**** Given entries

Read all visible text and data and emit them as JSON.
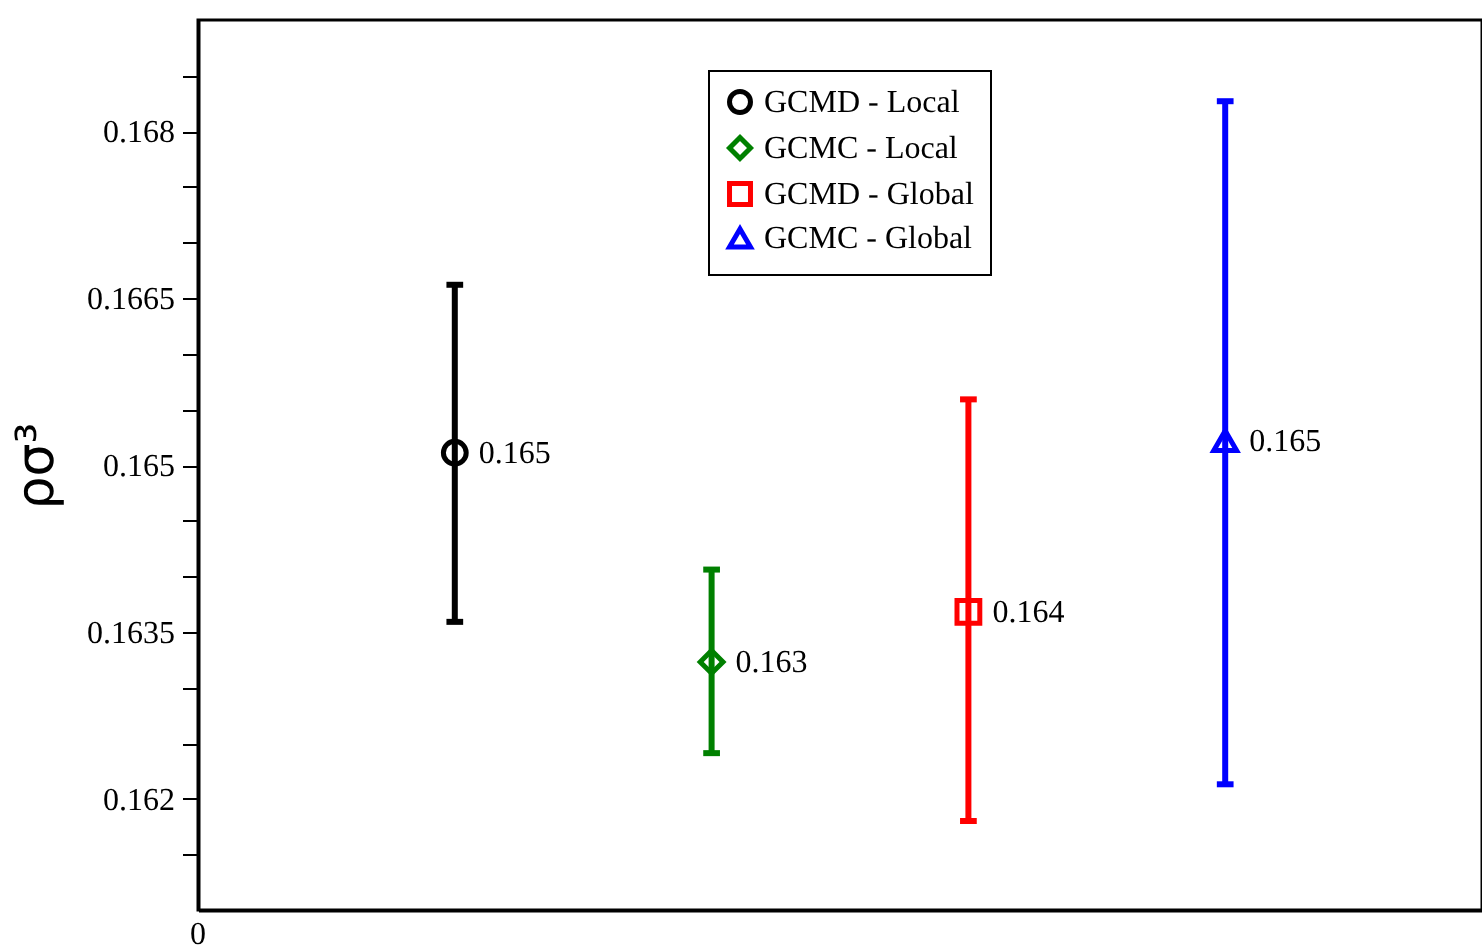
{
  "chart_data": {
    "type": "scatter",
    "ylabel": "ρσ³",
    "annotations": [
      "0"
    ],
    "categories": [
      null,
      null,
      null,
      null
    ],
    "series": [
      {
        "name": "GCMD - Local",
        "color": "#000000",
        "marker": "circle",
        "values": [
          0.16511,
          null,
          null,
          null
        ],
        "errors": [
          [
            0.16359,
            0.16662
          ],
          null,
          null,
          null
        ],
        "value_labels": [
          "0.165",
          null,
          null,
          null
        ]
      },
      {
        "name": "GCMC - Local",
        "color": "#008000",
        "marker": "diamond",
        "values": [
          null,
          0.16323,
          null,
          null
        ],
        "errors": [
          null,
          [
            0.16241,
            0.16406
          ],
          null,
          null
        ],
        "value_labels": [
          null,
          "0.163",
          null,
          null
        ]
      },
      {
        "name": "GCMD - Global",
        "color": "#ff0000",
        "marker": "square",
        "values": [
          null,
          null,
          0.16368,
          null
        ],
        "errors": [
          null,
          null,
          [
            0.1618,
            0.16559
          ],
          null
        ],
        "value_labels": [
          null,
          null,
          "0.164",
          null
        ]
      },
      {
        "name": "GCMC - Global",
        "color": "#0000ff",
        "marker": "triangle",
        "values": [
          null,
          null,
          null,
          0.16522
        ],
        "errors": [
          null,
          null,
          null,
          [
            0.16213,
            0.16827
          ]
        ],
        "value_labels": [
          null,
          null,
          null,
          "0.165"
        ]
      }
    ],
    "ylim": [
      0.161,
      0.169
    ],
    "yticks": [
      {
        "value": 0.1615,
        "label": null
      },
      0.162,
      {
        "value": 0.1625,
        "label": null
      },
      {
        "value": 0.163,
        "label": null
      },
      0.1635,
      {
        "value": 0.164,
        "label": null
      },
      {
        "value": 0.1645,
        "label": null
      },
      0.165,
      {
        "value": 0.1655,
        "label": null
      },
      {
        "value": 0.166,
        "label": null
      },
      0.1665,
      {
        "value": 0.167,
        "label": null
      },
      {
        "value": 0.1675,
        "label": null
      },
      0.168,
      {
        "value": 0.1685,
        "label": null
      }
    ],
    "legend": "top",
    "grid": false
  }
}
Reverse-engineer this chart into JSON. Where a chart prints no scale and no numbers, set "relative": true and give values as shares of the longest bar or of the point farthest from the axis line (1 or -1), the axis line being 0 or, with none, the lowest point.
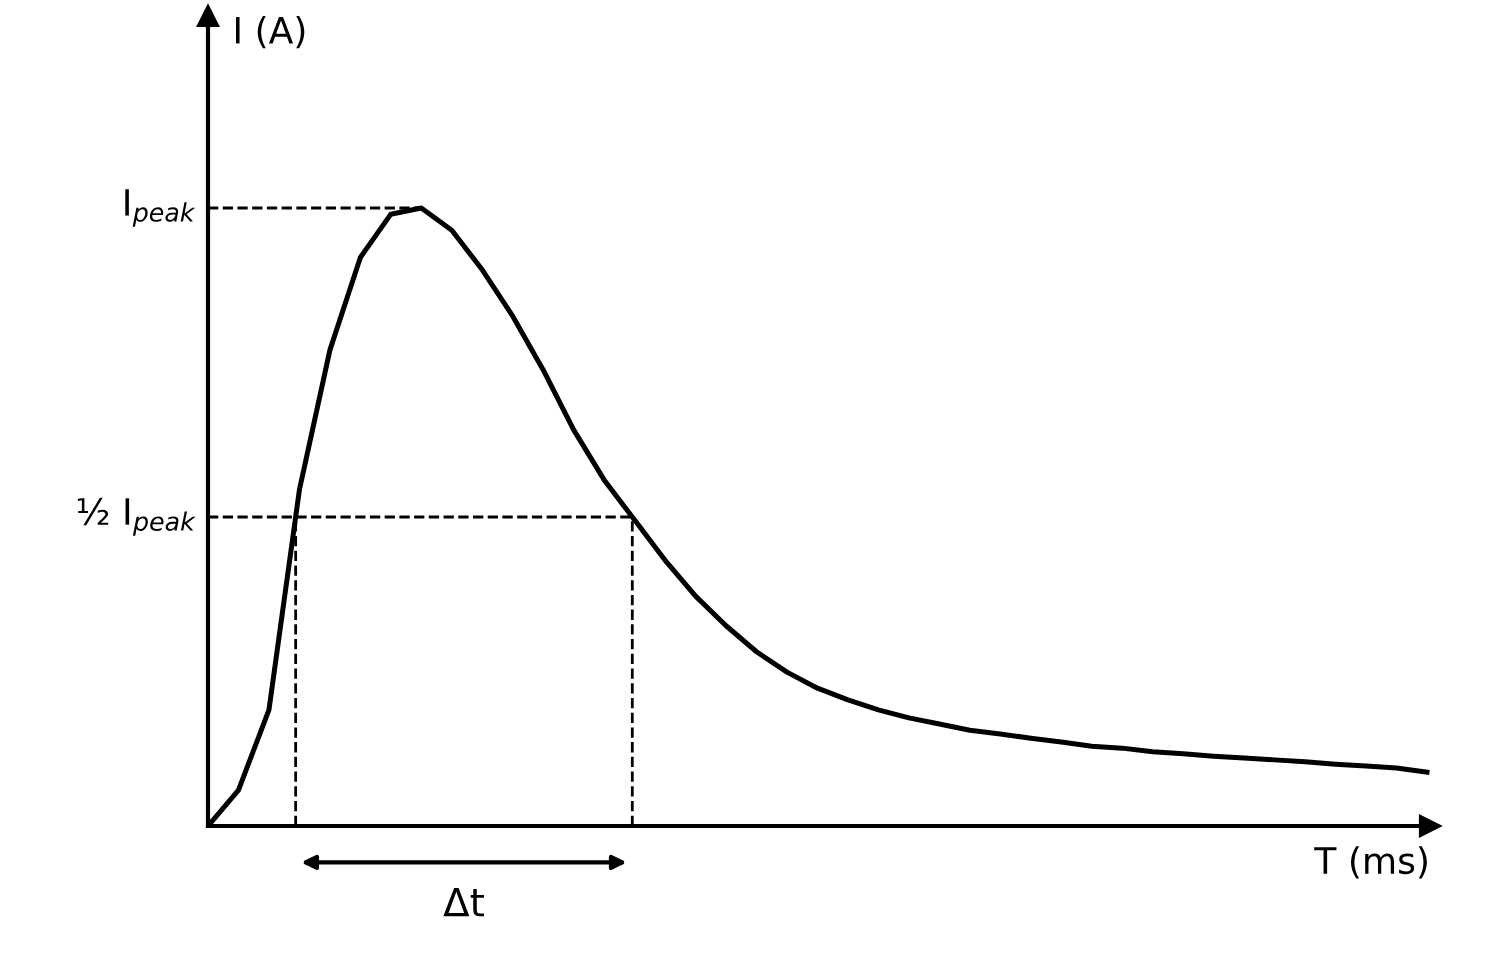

********

## Requirement
Write out all the entries again, word for word, and print no images.

## Response to the exercise
Read all visible text and data and emit them as JSON.
{
  "chart_data": {
    "type": "scatter",
    "ylabel": "ρσ³",
    "annotations": [
      "0"
    ],
    "categories": [
      null,
      null,
      null,
      null
    ],
    "series": [
      {
        "name": "GCMD - Local",
        "color": "#000000",
        "marker": "circle",
        "values": [
          0.16511,
          null,
          null,
          null
        ],
        "errors": [
          [
            0.16359,
            0.16662
          ],
          null,
          null,
          null
        ],
        "value_labels": [
          "0.165",
          null,
          null,
          null
        ]
      },
      {
        "name": "GCMC - Local",
        "color": "#008000",
        "marker": "diamond",
        "values": [
          null,
          0.16323,
          null,
          null
        ],
        "errors": [
          null,
          [
            0.16241,
            0.16406
          ],
          null,
          null
        ],
        "value_labels": [
          null,
          "0.163",
          null,
          null
        ]
      },
      {
        "name": "GCMD - Global",
        "color": "#ff0000",
        "marker": "square",
        "values": [
          null,
          null,
          0.16368,
          null
        ],
        "errors": [
          null,
          null,
          [
            0.1618,
            0.16559
          ],
          null
        ],
        "value_labels": [
          null,
          null,
          "0.164",
          null
        ]
      },
      {
        "name": "GCMC - Global",
        "color": "#0000ff",
        "marker": "triangle",
        "values": [
          null,
          null,
          null,
          0.16522
        ],
        "errors": [
          null,
          null,
          null,
          [
            0.16213,
            0.16827
          ]
        ],
        "value_labels": [
          null,
          null,
          null,
          "0.165"
        ]
      }
    ],
    "ylim": [
      0.161,
      0.169
    ],
    "yticks": [
      {
        "value": 0.1615,
        "label": null
      },
      0.162,
      {
        "value": 0.1625,
        "label": null
      },
      {
        "value": 0.163,
        "label": null
      },
      0.1635,
      {
        "value": 0.164,
        "label": null
      },
      {
        "value": 0.1645,
        "label": null
      },
      0.165,
      {
        "value": 0.1655,
        "label": null
      },
      {
        "value": 0.166,
        "label": null
      },
      0.1665,
      {
        "value": 0.167,
        "label": null
      },
      {
        "value": 0.1675,
        "label": null
      },
      0.168,
      {
        "value": 0.1685,
        "label": null
      }
    ],
    "legend": "top",
    "grid": false
  }
}
Reverse-engineer this chart into JSON. Where a chart prints no scale and no numbers, set "relative": true and give values as shares of the longest bar or of the point farthest from the axis line (1 or -1), the axis line being 0 or, with none, the lowest point.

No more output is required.